Extracted records:
☆ ☆ ☆ ☆ ☆ ☆ ☆

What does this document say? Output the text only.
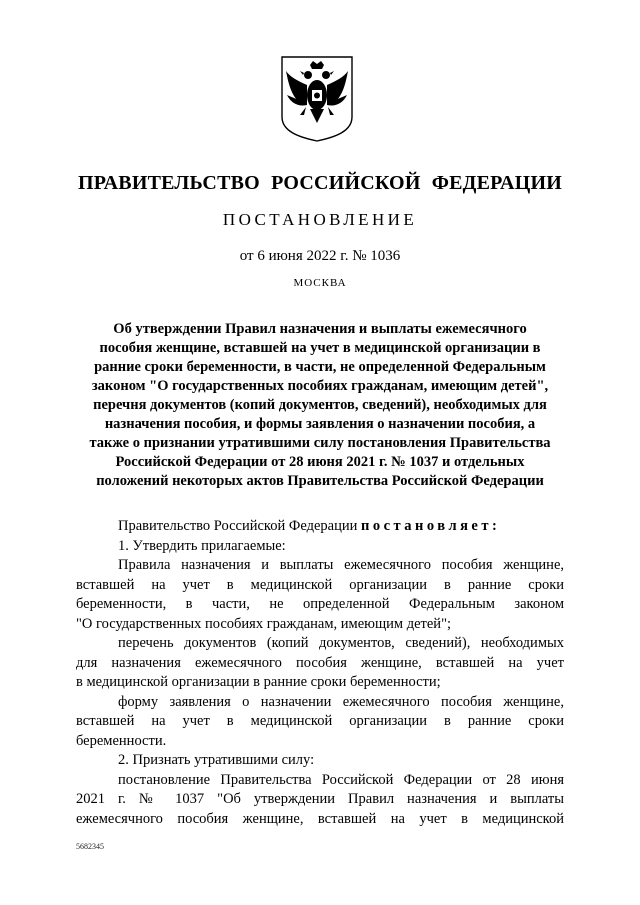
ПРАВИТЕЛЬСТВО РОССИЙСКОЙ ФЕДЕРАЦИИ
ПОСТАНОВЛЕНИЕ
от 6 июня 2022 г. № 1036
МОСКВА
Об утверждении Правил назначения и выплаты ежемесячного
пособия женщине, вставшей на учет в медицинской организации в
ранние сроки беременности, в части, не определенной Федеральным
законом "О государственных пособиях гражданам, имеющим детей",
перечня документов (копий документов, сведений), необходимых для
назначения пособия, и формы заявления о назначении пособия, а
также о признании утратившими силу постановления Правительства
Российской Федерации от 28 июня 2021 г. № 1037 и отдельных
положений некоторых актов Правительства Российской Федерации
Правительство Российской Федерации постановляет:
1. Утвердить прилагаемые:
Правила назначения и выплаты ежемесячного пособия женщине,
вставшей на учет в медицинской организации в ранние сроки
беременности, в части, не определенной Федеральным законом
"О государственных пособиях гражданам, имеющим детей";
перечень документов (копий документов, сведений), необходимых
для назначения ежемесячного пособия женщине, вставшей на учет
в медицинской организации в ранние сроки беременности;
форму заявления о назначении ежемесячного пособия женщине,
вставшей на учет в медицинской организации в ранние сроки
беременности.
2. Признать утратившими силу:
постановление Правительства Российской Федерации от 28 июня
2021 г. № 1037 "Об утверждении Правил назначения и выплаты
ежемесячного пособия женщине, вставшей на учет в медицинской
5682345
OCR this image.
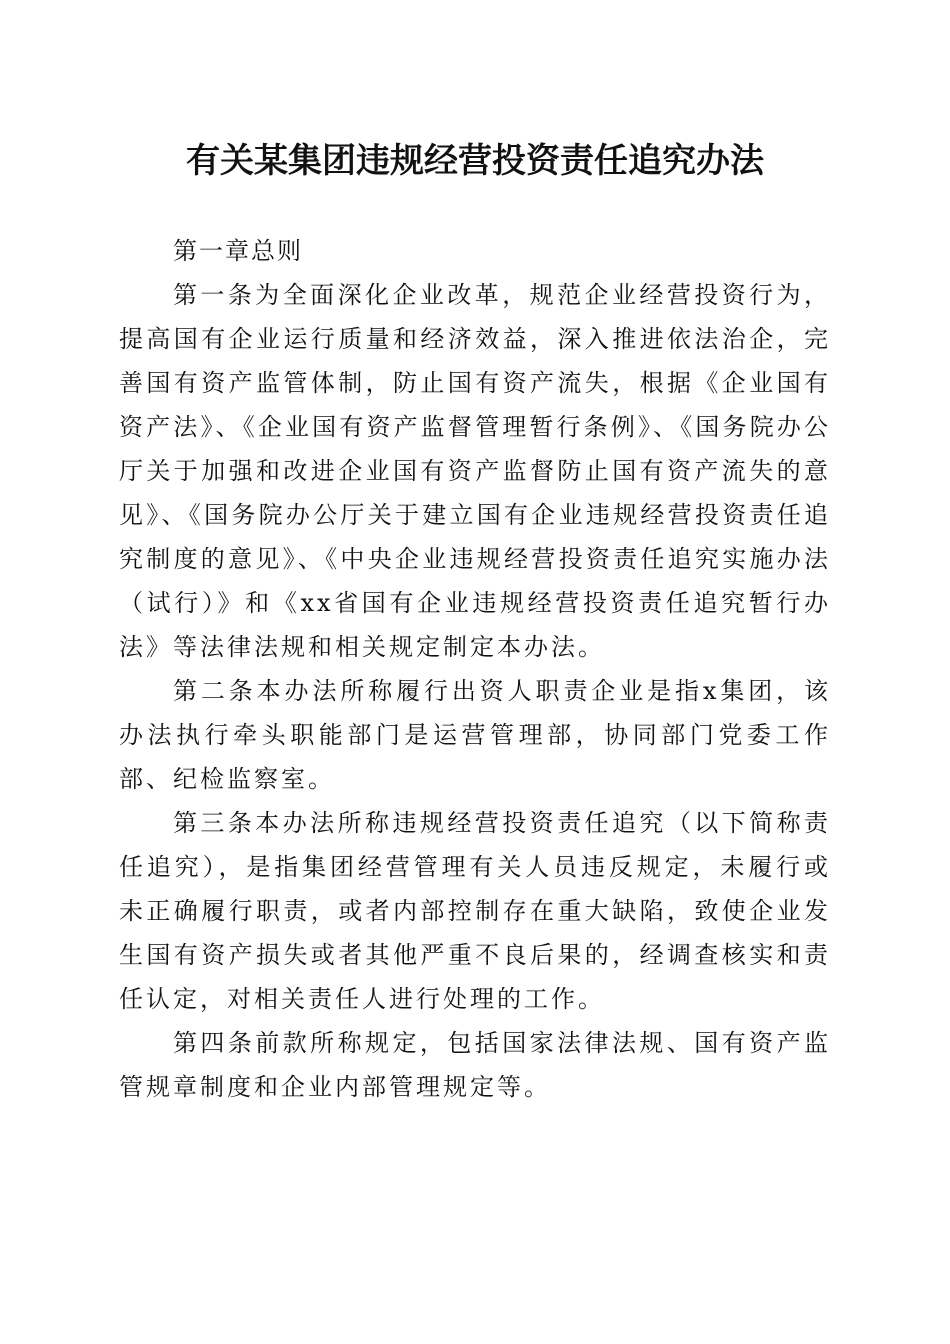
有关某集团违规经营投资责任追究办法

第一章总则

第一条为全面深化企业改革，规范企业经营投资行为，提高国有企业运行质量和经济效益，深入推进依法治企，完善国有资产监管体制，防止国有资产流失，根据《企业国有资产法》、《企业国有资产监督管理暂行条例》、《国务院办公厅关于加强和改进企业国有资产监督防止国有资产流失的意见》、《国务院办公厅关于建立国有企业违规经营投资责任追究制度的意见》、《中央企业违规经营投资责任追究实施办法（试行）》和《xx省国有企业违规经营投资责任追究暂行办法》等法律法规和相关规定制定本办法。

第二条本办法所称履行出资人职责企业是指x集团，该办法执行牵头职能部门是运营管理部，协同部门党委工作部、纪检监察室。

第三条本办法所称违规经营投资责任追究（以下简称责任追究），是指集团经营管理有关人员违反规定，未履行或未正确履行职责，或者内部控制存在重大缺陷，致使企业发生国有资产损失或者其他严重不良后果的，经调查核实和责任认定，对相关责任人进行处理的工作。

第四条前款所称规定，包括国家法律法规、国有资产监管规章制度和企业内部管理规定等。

☆ ☆ ☆ ☆ ☆ ☆ ☆

** TASK REQUIREMENTS **
Leave out the pictures, and please output only the lines from the line that contains "OCR this image." through the end of the data, both ends included.

** TASK ANSWER **
OCR this image.
有关某集团违规经营投资责任追究办法

第一章总则

第一条为全面深化企业改革，规范企业经营投资行为，提高国有企业运行质量和经济效益，深入推进依法治企，完善国有资产监管体制，防止国有资产流失，根据《企业国有资产法》、《企业国有资产监督管理暂行条例》、《国务院办公厅关于加强和改进企业国有资产监督防止国有资产流失的意见》、《国务院办公厅关于建立国有企业违规经营投资责任追究制度的意见》、《中央企业违规经营投资责任追究实施办法（试行）》和《xx省国有企业违规经营投资责任追究暂行办法》等法律法规和相关规定制定本办法。

第二条本办法所称履行出资人职责企业是指x集团，该办法执行牵头职能部门是运营管理部，协同部门党委工作部、纪检监察室。

第三条本办法所称违规经营投资责任追究（以下简称责任追究），是指集团经营管理有关人员违反规定，未履行或未正确履行职责，或者内部控制存在重大缺陷，致使企业发生国有资产损失或者其他严重不良后果的，经调查核实和责任认定，对相关责任人进行处理的工作。

第四条前款所称规定，包括国家法律法规、国有资产监管规章制度和企业内部管理规定等。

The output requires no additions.